§ **Your instructions**:
Output all lines exactly, with nothing added or dropped.

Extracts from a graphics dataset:

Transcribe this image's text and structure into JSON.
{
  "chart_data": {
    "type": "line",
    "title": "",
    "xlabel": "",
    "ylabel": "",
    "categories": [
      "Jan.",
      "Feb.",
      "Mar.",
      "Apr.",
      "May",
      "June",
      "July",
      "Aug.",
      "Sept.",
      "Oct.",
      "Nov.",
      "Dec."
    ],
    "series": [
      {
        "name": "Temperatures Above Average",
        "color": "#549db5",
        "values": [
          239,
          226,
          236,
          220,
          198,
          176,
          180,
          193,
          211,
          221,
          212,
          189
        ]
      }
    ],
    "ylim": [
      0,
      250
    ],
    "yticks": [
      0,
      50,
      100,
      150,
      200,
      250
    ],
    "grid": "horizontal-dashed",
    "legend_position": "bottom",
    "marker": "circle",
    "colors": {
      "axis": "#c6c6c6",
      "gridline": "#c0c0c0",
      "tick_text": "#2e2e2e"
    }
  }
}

§ **Finished answer**:
Transcribe this image's text and structure into JSON.
{
  "chart_data": {
    "type": "line",
    "title": "",
    "xlabel": "",
    "ylabel": "",
    "categories": [
      "Jan.",
      "Feb.",
      "Mar.",
      "Apr.",
      "May",
      "June",
      "July",
      "Aug.",
      "Sept.",
      "Oct.",
      "Nov.",
      "Dec."
    ],
    "series": [
      {
        "name": "Temperatures Above Average",
        "color": "#549db5",
        "values": [
          239,
          226,
          236,
          220,
          198,
          176,
          180,
          193,
          211,
          221,
          212,
          189
        ]
      }
    ],
    "ylim": [
      0,
      250
    ],
    "yticks": [
      0,
      50,
      100,
      150,
      200,
      250
    ],
    "grid": "horizontal-dashed",
    "legend_position": "bottom",
    "marker": "circle",
    "colors": {
      "axis": "#c6c6c6",
      "gridline": "#c0c0c0",
      "tick_text": "#2e2e2e"
    }
  }
}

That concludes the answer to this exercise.